Begin Data supplied

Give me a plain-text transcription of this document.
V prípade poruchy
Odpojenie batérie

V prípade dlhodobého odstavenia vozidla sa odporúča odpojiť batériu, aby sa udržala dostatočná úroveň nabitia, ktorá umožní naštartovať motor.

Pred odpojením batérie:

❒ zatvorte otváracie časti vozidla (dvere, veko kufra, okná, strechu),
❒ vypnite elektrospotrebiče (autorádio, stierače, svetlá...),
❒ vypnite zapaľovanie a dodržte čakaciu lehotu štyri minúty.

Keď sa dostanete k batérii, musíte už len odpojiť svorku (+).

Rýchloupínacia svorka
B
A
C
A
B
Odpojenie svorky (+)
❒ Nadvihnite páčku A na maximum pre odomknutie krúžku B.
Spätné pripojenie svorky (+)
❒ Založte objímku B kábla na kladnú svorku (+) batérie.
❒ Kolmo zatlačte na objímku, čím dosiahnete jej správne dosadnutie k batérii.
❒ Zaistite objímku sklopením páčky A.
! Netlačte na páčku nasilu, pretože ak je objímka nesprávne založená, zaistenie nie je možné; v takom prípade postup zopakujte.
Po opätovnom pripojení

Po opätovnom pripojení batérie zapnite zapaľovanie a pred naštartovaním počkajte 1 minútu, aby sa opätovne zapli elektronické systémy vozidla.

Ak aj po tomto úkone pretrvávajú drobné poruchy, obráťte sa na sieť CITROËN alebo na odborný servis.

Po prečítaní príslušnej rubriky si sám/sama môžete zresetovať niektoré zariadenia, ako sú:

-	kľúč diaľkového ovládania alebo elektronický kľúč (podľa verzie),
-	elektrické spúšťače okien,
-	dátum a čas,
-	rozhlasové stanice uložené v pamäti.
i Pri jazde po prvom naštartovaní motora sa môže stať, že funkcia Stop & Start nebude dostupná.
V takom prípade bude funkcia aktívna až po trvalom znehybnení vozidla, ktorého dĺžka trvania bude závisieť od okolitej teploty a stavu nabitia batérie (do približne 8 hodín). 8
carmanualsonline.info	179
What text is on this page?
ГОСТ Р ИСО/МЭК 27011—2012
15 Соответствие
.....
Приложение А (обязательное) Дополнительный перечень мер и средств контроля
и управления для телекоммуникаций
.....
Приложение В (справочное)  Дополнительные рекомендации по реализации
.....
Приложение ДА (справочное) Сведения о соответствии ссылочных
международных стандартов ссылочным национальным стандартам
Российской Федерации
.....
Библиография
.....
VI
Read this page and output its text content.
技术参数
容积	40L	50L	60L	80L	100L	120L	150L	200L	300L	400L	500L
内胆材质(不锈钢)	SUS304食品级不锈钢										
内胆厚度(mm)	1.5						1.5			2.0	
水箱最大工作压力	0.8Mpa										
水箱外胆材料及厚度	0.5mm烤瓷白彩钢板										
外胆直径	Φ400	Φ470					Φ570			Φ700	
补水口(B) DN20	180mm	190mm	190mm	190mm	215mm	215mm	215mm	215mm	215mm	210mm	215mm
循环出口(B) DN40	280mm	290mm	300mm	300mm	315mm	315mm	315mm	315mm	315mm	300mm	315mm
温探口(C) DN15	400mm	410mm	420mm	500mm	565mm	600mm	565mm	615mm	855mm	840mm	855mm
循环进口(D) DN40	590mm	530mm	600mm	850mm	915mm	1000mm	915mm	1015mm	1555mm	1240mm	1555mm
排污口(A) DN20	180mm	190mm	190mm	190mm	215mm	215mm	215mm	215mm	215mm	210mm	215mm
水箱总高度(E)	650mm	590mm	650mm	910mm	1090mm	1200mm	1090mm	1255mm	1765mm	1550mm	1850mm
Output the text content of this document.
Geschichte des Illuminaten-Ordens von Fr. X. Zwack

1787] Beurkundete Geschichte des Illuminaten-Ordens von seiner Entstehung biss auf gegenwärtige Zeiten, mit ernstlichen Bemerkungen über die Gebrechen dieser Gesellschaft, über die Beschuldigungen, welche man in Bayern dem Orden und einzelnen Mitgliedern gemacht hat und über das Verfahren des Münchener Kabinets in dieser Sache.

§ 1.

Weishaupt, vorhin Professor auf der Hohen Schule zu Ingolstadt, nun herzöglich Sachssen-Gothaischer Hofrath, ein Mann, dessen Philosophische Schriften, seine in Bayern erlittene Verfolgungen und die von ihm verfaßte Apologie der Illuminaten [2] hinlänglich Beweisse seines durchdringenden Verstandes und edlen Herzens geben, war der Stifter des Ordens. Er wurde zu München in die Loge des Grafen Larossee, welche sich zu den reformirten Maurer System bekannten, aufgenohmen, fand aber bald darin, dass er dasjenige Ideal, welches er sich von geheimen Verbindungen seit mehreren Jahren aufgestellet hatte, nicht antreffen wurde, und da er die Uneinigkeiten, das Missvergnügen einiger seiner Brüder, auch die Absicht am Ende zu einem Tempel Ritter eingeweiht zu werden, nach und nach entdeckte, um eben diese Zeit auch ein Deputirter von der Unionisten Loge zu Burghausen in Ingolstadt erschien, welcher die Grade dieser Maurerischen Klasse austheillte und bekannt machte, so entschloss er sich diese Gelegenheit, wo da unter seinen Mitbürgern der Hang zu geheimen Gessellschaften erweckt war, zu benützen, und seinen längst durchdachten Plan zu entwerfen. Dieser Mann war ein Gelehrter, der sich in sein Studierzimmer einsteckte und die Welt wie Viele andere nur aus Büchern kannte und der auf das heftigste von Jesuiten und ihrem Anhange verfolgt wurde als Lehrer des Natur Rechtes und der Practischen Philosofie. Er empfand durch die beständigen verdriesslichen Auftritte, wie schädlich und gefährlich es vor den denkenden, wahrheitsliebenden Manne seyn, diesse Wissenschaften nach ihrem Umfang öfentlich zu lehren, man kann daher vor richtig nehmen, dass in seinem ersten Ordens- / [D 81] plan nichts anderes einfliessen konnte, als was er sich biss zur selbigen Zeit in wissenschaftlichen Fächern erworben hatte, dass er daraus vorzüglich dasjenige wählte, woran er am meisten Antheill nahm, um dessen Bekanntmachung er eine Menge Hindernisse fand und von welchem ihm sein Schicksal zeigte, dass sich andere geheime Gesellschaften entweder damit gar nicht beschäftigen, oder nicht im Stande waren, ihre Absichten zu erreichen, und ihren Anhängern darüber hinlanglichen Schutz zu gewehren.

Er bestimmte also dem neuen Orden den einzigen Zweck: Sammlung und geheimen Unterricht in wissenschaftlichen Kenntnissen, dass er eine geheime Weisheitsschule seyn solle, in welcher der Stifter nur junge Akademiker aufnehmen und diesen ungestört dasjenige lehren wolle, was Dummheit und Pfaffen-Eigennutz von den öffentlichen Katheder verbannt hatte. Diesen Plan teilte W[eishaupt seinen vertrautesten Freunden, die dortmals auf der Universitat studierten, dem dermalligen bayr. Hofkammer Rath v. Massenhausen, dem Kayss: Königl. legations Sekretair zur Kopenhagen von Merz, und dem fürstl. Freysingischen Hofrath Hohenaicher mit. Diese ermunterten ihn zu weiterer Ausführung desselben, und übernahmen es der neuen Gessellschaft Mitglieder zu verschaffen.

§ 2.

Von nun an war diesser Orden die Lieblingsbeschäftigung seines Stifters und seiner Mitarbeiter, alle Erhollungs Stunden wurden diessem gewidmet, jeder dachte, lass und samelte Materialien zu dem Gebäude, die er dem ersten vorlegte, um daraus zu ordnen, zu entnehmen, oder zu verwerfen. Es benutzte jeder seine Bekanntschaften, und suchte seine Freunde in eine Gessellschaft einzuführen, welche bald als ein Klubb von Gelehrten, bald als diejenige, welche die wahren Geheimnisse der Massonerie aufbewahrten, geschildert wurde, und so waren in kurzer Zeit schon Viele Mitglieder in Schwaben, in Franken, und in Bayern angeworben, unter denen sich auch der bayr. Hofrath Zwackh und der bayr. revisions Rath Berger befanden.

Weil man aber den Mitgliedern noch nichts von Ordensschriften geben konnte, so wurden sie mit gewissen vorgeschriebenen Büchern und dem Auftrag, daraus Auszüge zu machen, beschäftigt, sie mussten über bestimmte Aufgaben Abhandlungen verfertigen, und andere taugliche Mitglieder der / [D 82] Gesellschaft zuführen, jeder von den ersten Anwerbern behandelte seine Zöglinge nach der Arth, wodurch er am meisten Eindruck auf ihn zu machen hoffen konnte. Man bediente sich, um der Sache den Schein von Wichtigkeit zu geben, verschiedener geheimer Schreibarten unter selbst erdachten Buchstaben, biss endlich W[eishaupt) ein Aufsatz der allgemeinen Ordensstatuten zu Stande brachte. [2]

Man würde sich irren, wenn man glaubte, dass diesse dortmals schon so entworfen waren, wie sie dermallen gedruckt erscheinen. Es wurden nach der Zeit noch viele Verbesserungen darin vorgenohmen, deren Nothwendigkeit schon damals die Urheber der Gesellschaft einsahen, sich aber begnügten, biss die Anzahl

End Data supplied

* **Your goal**:
Copy out every line from the data above that has "prípade" in it.

* **Result of this task**:
V prípade poruchy
V prípade dlhodobého odstavenia vozidla sa odporúča odpojiť batériu, aby sa udržala dostatočná úroveň nabitia, ktorá umožní naštartovať motor.
! Netlačte na páčku nasilu, pretože ak je objímka nesprávne založená, zaistenie nie je možné; v takom prípade postup zopakujte.
V takom prípade bude funkcia aktívna až po trvalom znehybnení vozidla, ktorého dĺžka trvania bude závisieť od okolitej teploty a stavu nabitia batérie (do približne 8 hodín). 8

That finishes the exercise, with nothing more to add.